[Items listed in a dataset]
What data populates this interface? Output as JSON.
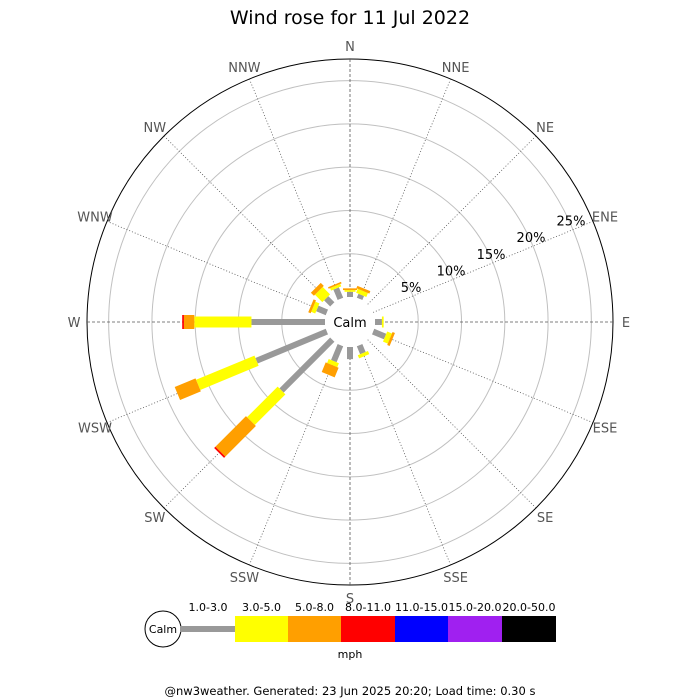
{
  "chart_data": {
    "type": "windrose",
    "title": "Wind rose for 11 Jul 2022",
    "calm_label": "Calm",
    "directions": [
      "N",
      "NNE",
      "NE",
      "ENE",
      "E",
      "ESE",
      "SE",
      "SSE",
      "S",
      "SSW",
      "SW",
      "WSW",
      "W",
      "WNW",
      "NW",
      "NNW"
    ],
    "ring_labels": [
      "5%",
      "10%",
      "15%",
      "20%",
      "25%"
    ],
    "ring_values": [
      5,
      10,
      15,
      20,
      25
    ],
    "max_percent": 27.5,
    "bins": [
      {
        "label": "1.0-3.0",
        "color": "#999999"
      },
      {
        "label": "3.0-5.0",
        "color": "#ffff00"
      },
      {
        "label": "5.0-8.0",
        "color": "#ff9f00"
      },
      {
        "label": "8.0-11.0",
        "color": "#ff0000"
      },
      {
        "label": "11.0-15.0",
        "color": "#0000ff"
      },
      {
        "label": "15.0-20.0",
        "color": "#a020f0"
      },
      {
        "label": "20.0-50.0",
        "color": "#000000"
      }
    ],
    "unit": "mph",
    "series": [
      {
        "direction": "N",
        "values": [
          0.6,
          0.2,
          0.2,
          0,
          0,
          0,
          0
        ]
      },
      {
        "direction": "NNE",
        "values": [
          0.5,
          0.5,
          0.3,
          0,
          0,
          0,
          0
        ]
      },
      {
        "direction": "NE",
        "values": [
          0,
          0,
          0,
          0,
          0,
          0,
          0
        ]
      },
      {
        "direction": "ENE",
        "values": [
          0,
          0,
          0,
          0,
          0,
          0,
          0
        ]
      },
      {
        "direction": "E",
        "values": [
          0.8,
          0.2,
          0,
          0,
          0,
          0,
          0
        ]
      },
      {
        "direction": "ESE",
        "values": [
          1.5,
          0.6,
          0.3,
          0,
          0,
          0,
          0
        ]
      },
      {
        "direction": "SE",
        "values": [
          0,
          0,
          0,
          0,
          0,
          0,
          0
        ]
      },
      {
        "direction": "SSE",
        "values": [
          1.0,
          0.4,
          0,
          0,
          0,
          0,
          0
        ]
      },
      {
        "direction": "S",
        "values": [
          1.4,
          0,
          0,
          0,
          0,
          0,
          0
        ]
      },
      {
        "direction": "SSW",
        "values": [
          2.0,
          0.5,
          1.2,
          0,
          0,
          0,
          0
        ]
      },
      {
        "direction": "SW",
        "values": [
          8.3,
          5.0,
          5.0,
          0.2,
          0,
          0,
          0
        ]
      },
      {
        "direction": "WSW",
        "values": [
          8.8,
          7.3,
          2.6,
          0,
          0,
          0,
          0
        ]
      },
      {
        "direction": "W",
        "values": [
          8.5,
          6.6,
          1.2,
          0.2,
          0,
          0,
          0
        ]
      },
      {
        "direction": "WNW",
        "values": [
          1.2,
          0.5,
          0.3,
          0,
          0,
          0,
          0
        ]
      },
      {
        "direction": "NW",
        "values": [
          1.0,
          1.2,
          0.5,
          0,
          0,
          0,
          0
        ]
      },
      {
        "direction": "NNW",
        "values": [
          1.3,
          0.3,
          0.2,
          0,
          0,
          0,
          0
        ]
      }
    ]
  },
  "footer": "@nw3weather. Generated: 23 Jun 2025 20:20; Load time: 0.30 s"
}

**What you should do:** Copy out the listing exactly as it stands, but not the pictures.

**Written solution:**
What data populates this interface? Output as JSON.
{
  "chart_data": {
    "type": "windrose",
    "title": "Wind rose for 11 Jul 2022",
    "calm_label": "Calm",
    "directions": [
      "N",
      "NNE",
      "NE",
      "ENE",
      "E",
      "ESE",
      "SE",
      "SSE",
      "S",
      "SSW",
      "SW",
      "WSW",
      "W",
      "WNW",
      "NW",
      "NNW"
    ],
    "ring_labels": [
      "5%",
      "10%",
      "15%",
      "20%",
      "25%"
    ],
    "ring_values": [
      5,
      10,
      15,
      20,
      25
    ],
    "max_percent": 27.5,
    "bins": [
      {
        "label": "1.0-3.0",
        "color": "#999999"
      },
      {
        "label": "3.0-5.0",
        "color": "#ffff00"
      },
      {
        "label": "5.0-8.0",
        "color": "#ff9f00"
      },
      {
        "label": "8.0-11.0",
        "color": "#ff0000"
      },
      {
        "label": "11.0-15.0",
        "color": "#0000ff"
      },
      {
        "label": "15.0-20.0",
        "color": "#a020f0"
      },
      {
        "label": "20.0-50.0",
        "color": "#000000"
      }
    ],
    "unit": "mph",
    "series": [
      {
        "direction": "N",
        "values": [
          0.6,
          0.2,
          0.2,
          0,
          0,
          0,
          0
        ]
      },
      {
        "direction": "NNE",
        "values": [
          0.5,
          0.5,
          0.3,
          0,
          0,
          0,
          0
        ]
      },
      {
        "direction": "NE",
        "values": [
          0,
          0,
          0,
          0,
          0,
          0,
          0
        ]
      },
      {
        "direction": "ENE",
        "values": [
          0,
          0,
          0,
          0,
          0,
          0,
          0
        ]
      },
      {
        "direction": "E",
        "values": [
          0.8,
          0.2,
          0,
          0,
          0,
          0,
          0
        ]
      },
      {
        "direction": "ESE",
        "values": [
          1.5,
          0.6,
          0.3,
          0,
          0,
          0,
          0
        ]
      },
      {
        "direction": "SE",
        "values": [
          0,
          0,
          0,
          0,
          0,
          0,
          0
        ]
      },
      {
        "direction": "SSE",
        "values": [
          1.0,
          0.4,
          0,
          0,
          0,
          0,
          0
        ]
      },
      {
        "direction": "S",
        "values": [
          1.4,
          0,
          0,
          0,
          0,
          0,
          0
        ]
      },
      {
        "direction": "SSW",
        "values": [
          2.0,
          0.5,
          1.2,
          0,
          0,
          0,
          0
        ]
      },
      {
        "direction": "SW",
        "values": [
          8.3,
          5.0,
          5.0,
          0.2,
          0,
          0,
          0
        ]
      },
      {
        "direction": "WSW",
        "values": [
          8.8,
          7.3,
          2.6,
          0,
          0,
          0,
          0
        ]
      },
      {
        "direction": "W",
        "values": [
          8.5,
          6.6,
          1.2,
          0.2,
          0,
          0,
          0
        ]
      },
      {
        "direction": "WNW",
        "values": [
          1.2,
          0.5,
          0.3,
          0,
          0,
          0,
          0
        ]
      },
      {
        "direction": "NW",
        "values": [
          1.0,
          1.2,
          0.5,
          0,
          0,
          0,
          0
        ]
      },
      {
        "direction": "NNW",
        "values": [
          1.3,
          0.3,
          0.2,
          0,
          0,
          0,
          0
        ]
      }
    ]
  },
  "footer": "@nw3weather. Generated: 23 Jun 2025 20:20; Load time: 0.30 s"
}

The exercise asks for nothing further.